> [What you will do]:
From the listing below, pull each line that includes "this".

__________________________________________________

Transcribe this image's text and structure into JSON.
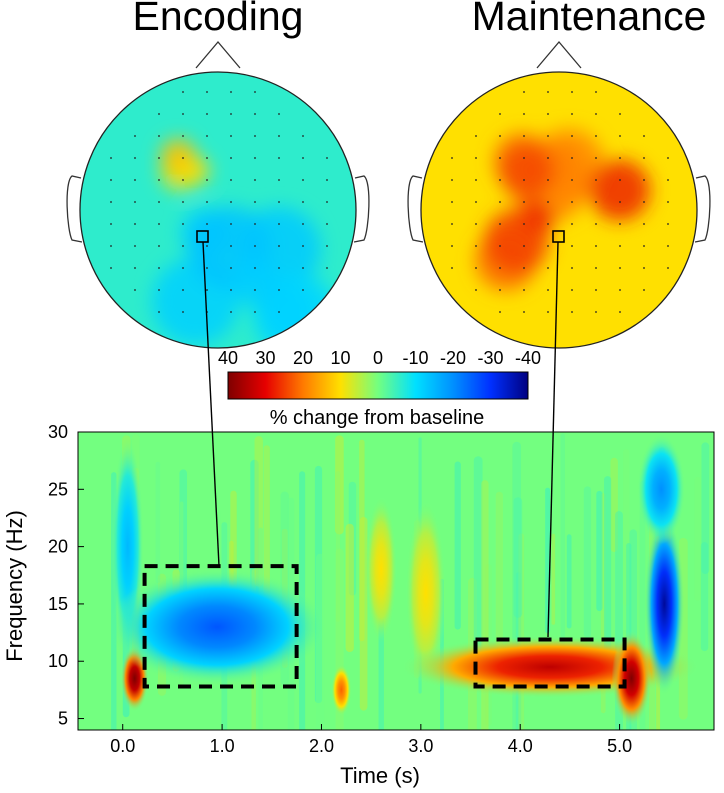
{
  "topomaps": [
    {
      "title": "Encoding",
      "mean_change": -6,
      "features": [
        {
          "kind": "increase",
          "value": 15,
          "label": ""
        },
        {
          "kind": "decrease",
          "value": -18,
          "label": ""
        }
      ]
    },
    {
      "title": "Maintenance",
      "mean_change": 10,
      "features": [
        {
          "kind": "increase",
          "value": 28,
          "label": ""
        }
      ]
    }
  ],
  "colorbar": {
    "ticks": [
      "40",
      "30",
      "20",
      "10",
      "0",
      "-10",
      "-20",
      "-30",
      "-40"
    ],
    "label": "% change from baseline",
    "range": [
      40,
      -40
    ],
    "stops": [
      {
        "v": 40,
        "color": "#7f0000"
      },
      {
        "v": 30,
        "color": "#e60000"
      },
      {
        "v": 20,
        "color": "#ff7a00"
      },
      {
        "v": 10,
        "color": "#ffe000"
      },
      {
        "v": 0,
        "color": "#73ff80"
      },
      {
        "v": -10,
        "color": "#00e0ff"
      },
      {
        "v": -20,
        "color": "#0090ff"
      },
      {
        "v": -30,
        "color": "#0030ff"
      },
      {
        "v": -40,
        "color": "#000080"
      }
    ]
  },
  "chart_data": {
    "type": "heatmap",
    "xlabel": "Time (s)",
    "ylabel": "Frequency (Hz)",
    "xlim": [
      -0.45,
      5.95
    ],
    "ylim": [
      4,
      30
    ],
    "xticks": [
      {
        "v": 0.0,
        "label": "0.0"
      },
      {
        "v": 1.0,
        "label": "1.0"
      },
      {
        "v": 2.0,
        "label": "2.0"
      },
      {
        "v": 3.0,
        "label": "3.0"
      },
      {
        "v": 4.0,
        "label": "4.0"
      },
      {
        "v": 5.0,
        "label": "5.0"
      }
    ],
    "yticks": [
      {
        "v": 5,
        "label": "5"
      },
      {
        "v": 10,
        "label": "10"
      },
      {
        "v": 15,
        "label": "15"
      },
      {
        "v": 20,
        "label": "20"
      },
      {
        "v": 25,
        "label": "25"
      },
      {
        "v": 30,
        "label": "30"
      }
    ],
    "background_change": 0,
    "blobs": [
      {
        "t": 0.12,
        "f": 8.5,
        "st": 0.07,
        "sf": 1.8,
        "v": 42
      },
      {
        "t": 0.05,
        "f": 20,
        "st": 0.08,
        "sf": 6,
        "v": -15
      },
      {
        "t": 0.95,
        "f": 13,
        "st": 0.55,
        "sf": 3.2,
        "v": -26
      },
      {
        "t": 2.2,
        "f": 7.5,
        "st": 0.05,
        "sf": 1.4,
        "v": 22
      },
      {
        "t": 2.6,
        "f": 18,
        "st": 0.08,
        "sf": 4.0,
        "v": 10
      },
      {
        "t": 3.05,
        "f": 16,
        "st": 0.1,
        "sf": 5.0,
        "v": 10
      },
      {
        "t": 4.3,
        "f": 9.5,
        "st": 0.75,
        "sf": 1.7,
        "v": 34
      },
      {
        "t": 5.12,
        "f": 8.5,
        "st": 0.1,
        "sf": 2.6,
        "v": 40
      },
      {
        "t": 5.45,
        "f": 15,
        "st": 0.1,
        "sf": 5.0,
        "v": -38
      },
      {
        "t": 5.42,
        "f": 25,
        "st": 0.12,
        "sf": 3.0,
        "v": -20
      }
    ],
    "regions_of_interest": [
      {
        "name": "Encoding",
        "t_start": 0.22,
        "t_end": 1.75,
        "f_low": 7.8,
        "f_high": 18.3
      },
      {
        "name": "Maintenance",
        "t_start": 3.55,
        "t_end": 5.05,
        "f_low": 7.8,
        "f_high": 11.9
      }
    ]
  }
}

__________________________________________________

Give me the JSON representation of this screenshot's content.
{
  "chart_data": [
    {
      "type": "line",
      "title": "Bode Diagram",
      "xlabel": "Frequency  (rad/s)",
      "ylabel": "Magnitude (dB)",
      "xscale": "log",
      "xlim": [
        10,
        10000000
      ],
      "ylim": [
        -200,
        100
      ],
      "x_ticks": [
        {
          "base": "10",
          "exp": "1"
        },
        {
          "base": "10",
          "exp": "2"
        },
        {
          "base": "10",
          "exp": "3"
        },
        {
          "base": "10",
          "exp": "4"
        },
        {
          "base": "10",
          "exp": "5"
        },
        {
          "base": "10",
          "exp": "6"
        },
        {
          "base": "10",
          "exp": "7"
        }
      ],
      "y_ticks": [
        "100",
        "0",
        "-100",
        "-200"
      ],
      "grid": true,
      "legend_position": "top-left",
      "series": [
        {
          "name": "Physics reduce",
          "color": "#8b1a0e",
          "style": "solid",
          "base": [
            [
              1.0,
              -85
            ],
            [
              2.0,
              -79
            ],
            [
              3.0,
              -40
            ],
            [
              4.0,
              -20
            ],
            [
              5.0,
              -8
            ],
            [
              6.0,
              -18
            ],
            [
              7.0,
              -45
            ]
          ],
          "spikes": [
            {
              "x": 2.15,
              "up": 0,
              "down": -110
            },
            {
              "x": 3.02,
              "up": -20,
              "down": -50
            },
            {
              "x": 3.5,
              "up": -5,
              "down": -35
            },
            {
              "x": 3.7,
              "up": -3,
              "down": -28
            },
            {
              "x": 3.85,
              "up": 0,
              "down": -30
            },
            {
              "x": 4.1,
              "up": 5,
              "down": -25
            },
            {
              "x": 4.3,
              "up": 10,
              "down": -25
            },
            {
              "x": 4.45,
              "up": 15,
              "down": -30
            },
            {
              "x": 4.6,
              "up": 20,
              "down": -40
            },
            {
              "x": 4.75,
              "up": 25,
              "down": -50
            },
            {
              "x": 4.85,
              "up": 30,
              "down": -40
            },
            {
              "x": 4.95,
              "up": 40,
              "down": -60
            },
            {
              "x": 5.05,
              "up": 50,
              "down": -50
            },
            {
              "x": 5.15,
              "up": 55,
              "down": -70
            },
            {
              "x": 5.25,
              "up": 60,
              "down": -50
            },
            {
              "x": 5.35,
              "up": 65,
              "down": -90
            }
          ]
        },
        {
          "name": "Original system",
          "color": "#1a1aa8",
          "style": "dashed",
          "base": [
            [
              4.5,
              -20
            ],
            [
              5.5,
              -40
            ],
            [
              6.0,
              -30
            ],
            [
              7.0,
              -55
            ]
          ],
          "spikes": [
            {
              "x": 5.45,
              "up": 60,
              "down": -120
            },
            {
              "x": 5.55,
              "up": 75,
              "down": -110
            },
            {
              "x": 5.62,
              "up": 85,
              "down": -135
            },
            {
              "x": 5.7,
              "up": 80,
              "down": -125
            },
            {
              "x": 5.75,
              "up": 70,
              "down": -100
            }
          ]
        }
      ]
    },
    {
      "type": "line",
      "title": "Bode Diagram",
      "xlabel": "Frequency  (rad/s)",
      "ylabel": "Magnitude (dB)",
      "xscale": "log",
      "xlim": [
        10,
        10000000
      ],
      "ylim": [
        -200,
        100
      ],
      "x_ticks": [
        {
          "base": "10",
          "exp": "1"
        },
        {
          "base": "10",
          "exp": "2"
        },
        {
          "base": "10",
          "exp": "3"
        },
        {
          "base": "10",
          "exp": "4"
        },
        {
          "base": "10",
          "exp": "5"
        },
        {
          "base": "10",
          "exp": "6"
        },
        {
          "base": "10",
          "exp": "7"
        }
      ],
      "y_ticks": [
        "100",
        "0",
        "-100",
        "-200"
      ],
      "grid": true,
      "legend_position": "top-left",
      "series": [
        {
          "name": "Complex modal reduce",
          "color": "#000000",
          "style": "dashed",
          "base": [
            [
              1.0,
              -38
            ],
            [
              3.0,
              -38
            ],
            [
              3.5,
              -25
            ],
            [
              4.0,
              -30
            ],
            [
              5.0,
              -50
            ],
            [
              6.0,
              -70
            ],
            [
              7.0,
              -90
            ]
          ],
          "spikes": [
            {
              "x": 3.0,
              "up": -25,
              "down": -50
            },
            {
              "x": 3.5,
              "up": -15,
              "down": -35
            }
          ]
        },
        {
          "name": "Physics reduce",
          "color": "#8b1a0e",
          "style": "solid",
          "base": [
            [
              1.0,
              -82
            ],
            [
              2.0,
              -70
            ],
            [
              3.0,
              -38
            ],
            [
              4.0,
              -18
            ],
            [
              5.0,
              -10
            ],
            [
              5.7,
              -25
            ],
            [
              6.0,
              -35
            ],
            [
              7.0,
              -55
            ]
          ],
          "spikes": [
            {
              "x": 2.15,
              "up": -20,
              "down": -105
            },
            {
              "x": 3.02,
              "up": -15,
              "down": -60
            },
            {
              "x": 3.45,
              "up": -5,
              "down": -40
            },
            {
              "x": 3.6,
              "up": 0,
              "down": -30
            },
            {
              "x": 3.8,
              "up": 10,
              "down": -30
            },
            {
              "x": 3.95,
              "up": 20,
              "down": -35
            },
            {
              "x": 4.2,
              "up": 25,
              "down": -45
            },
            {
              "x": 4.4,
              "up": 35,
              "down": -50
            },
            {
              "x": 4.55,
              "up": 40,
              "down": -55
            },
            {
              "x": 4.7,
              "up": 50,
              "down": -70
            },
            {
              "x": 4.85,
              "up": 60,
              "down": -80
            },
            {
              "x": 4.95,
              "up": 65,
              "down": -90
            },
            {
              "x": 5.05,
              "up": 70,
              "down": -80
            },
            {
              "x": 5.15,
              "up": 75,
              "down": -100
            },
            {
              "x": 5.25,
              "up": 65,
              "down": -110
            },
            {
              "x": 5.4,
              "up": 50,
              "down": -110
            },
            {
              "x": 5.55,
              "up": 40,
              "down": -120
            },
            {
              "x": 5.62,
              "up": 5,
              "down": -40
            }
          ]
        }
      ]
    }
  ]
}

__________________________________________________

> [Complete answer]:
Transcribe this image's text and structure into JSON.
Give me the JSON representation of this screenshot's content.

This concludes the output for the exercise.